:: Record extracts ::
──────

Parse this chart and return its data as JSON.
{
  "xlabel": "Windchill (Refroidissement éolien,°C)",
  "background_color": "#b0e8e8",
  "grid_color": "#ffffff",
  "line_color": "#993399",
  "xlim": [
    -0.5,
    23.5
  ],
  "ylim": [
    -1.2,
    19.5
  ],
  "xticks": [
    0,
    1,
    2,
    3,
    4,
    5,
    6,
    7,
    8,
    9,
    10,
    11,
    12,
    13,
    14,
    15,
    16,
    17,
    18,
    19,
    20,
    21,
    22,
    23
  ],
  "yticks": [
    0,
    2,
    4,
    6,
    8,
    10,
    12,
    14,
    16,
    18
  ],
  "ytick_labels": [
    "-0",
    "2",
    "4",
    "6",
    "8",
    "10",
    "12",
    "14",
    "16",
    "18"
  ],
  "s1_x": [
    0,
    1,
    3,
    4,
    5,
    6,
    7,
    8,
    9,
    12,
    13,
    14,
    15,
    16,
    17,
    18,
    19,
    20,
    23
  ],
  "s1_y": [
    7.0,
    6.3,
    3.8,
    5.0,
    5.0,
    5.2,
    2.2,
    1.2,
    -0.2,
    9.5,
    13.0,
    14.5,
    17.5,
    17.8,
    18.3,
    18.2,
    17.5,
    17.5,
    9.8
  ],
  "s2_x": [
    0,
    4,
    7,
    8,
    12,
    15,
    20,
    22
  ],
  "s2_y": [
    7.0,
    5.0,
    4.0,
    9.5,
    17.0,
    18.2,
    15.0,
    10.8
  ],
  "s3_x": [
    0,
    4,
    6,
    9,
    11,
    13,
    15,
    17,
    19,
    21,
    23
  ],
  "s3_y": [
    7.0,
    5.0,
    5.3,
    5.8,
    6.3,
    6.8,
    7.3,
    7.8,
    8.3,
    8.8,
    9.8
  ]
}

──────

:: Request ::
Type out the material again exactly as presented.

:: Exercise output ::
Parse this chart and return its data as JSON.
{
  "xlabel": "Windchill (Refroidissement éolien,°C)",
  "background_color": "#b0e8e8",
  "grid_color": "#ffffff",
  "line_color": "#993399",
  "xlim": [
    -0.5,
    23.5
  ],
  "ylim": [
    -1.2,
    19.5
  ],
  "xticks": [
    0,
    1,
    2,
    3,
    4,
    5,
    6,
    7,
    8,
    9,
    10,
    11,
    12,
    13,
    14,
    15,
    16,
    17,
    18,
    19,
    20,
    21,
    22,
    23
  ],
  "yticks": [
    0,
    2,
    4,
    6,
    8,
    10,
    12,
    14,
    16,
    18
  ],
  "ytick_labels": [
    "-0",
    "2",
    "4",
    "6",
    "8",
    "10",
    "12",
    "14",
    "16",
    "18"
  ],
  "s1_x": [
    0,
    1,
    3,
    4,
    5,
    6,
    7,
    8,
    9,
    12,
    13,
    14,
    15,
    16,
    17,
    18,
    19,
    20,
    23
  ],
  "s1_y": [
    7.0,
    6.3,
    3.8,
    5.0,
    5.0,
    5.2,
    2.2,
    1.2,
    -0.2,
    9.5,
    13.0,
    14.5,
    17.5,
    17.8,
    18.3,
    18.2,
    17.5,
    17.5,
    9.8
  ],
  "s2_x": [
    0,
    4,
    7,
    8,
    12,
    15,
    20,
    22
  ],
  "s2_y": [
    7.0,
    5.0,
    4.0,
    9.5,
    17.0,
    18.2,
    15.0,
    10.8
  ],
  "s3_x": [
    0,
    4,
    6,
    9,
    11,
    13,
    15,
    17,
    19,
    21,
    23
  ],
  "s3_y": [
    7.0,
    5.0,
    5.3,
    5.8,
    6.3,
    6.8,
    7.3,
    7.8,
    8.3,
    8.8,
    9.8
  ]
}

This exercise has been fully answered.